--- begin ---
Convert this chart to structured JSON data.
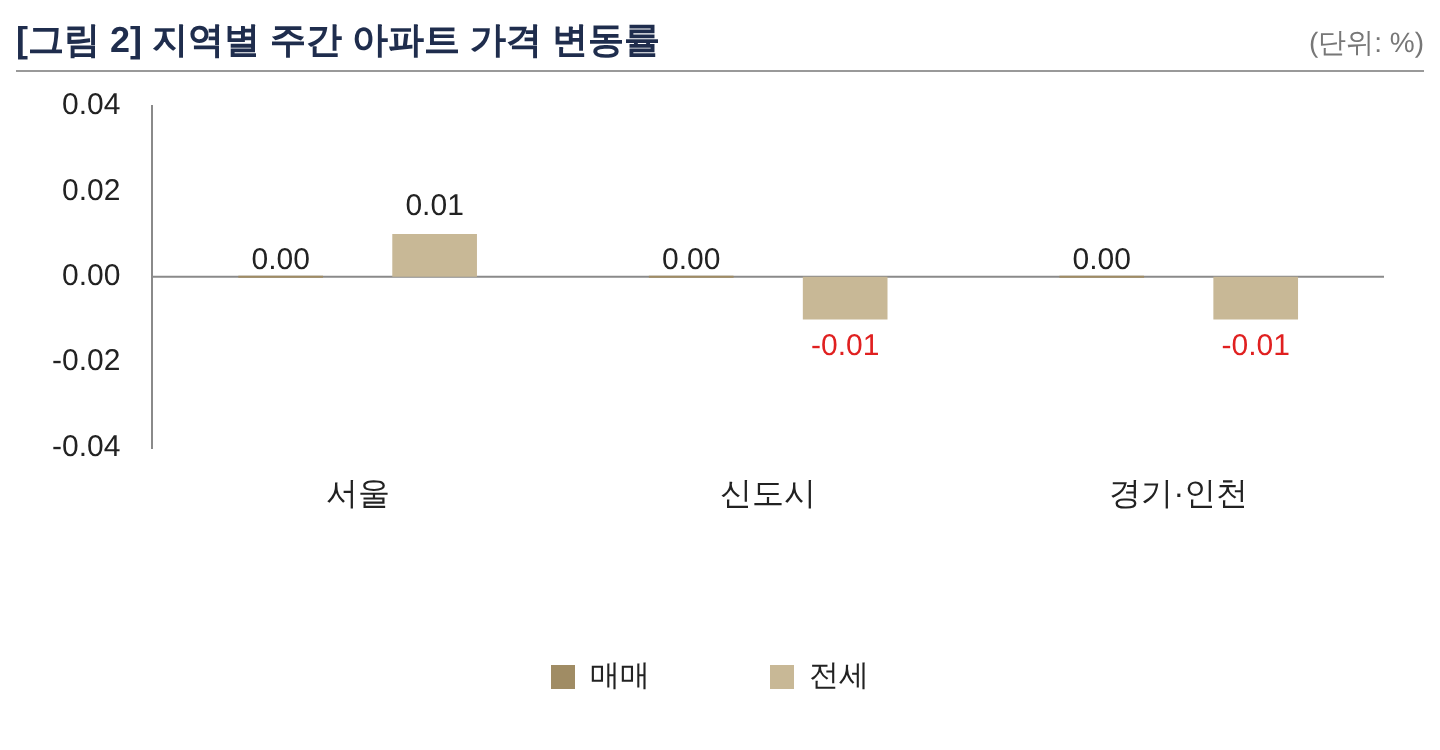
{
  "chart_data": {
    "type": "bar",
    "title": "[그림 2] 지역별 주간 아파트 가격 변동률",
    "annotations": [
      "(단위: %)"
    ],
    "categories": [
      "서울",
      "신도시",
      "경기·인천"
    ],
    "series": [
      {
        "name": "매매",
        "color": "#a08c64",
        "values": [
          0,
          0,
          0
        ],
        "value_labels": [
          "0.00",
          "0.00",
          "0.00"
        ]
      },
      {
        "name": "전세",
        "color": "#c8b896",
        "values": [
          0.01,
          -0.01,
          -0.01
        ],
        "value_labels": [
          "0.01",
          "-0.01",
          "-0.01"
        ]
      }
    ],
    "ylim": [
      -0.04,
      0.04
    ],
    "yticks": [
      -0.04,
      -0.02,
      {
        "value": 0,
        "label": "0.00"
      },
      0.02,
      0.04
    ],
    "ref_lines": [
      {
        "axis": "y",
        "value": 0,
        "color": "#8a8a8a"
      }
    ],
    "grid": false,
    "legend": "bottom"
  }
}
--- end ---
◆ **Requirements**
All entries are to be retyped exactly. Omit any embedded images.

◆ **Response for this exercise**
Convert this chart to structured JSON data.
{
  "chart_data": {
    "type": "bar",
    "title": "[그림 2] 지역별 주간 아파트 가격 변동률",
    "annotations": [
      "(단위: %)"
    ],
    "categories": [
      "서울",
      "신도시",
      "경기·인천"
    ],
    "series": [
      {
        "name": "매매",
        "color": "#a08c64",
        "values": [
          0,
          0,
          0
        ],
        "value_labels": [
          "0.00",
          "0.00",
          "0.00"
        ]
      },
      {
        "name": "전세",
        "color": "#c8b896",
        "values": [
          0.01,
          -0.01,
          -0.01
        ],
        "value_labels": [
          "0.01",
          "-0.01",
          "-0.01"
        ]
      }
    ],
    "ylim": [
      -0.04,
      0.04
    ],
    "yticks": [
      -0.04,
      -0.02,
      {
        "value": 0,
        "label": "0.00"
      },
      0.02,
      0.04
    ],
    "ref_lines": [
      {
        "axis": "y",
        "value": 0,
        "color": "#8a8a8a"
      }
    ],
    "grid": false,
    "legend": "bottom"
  }
}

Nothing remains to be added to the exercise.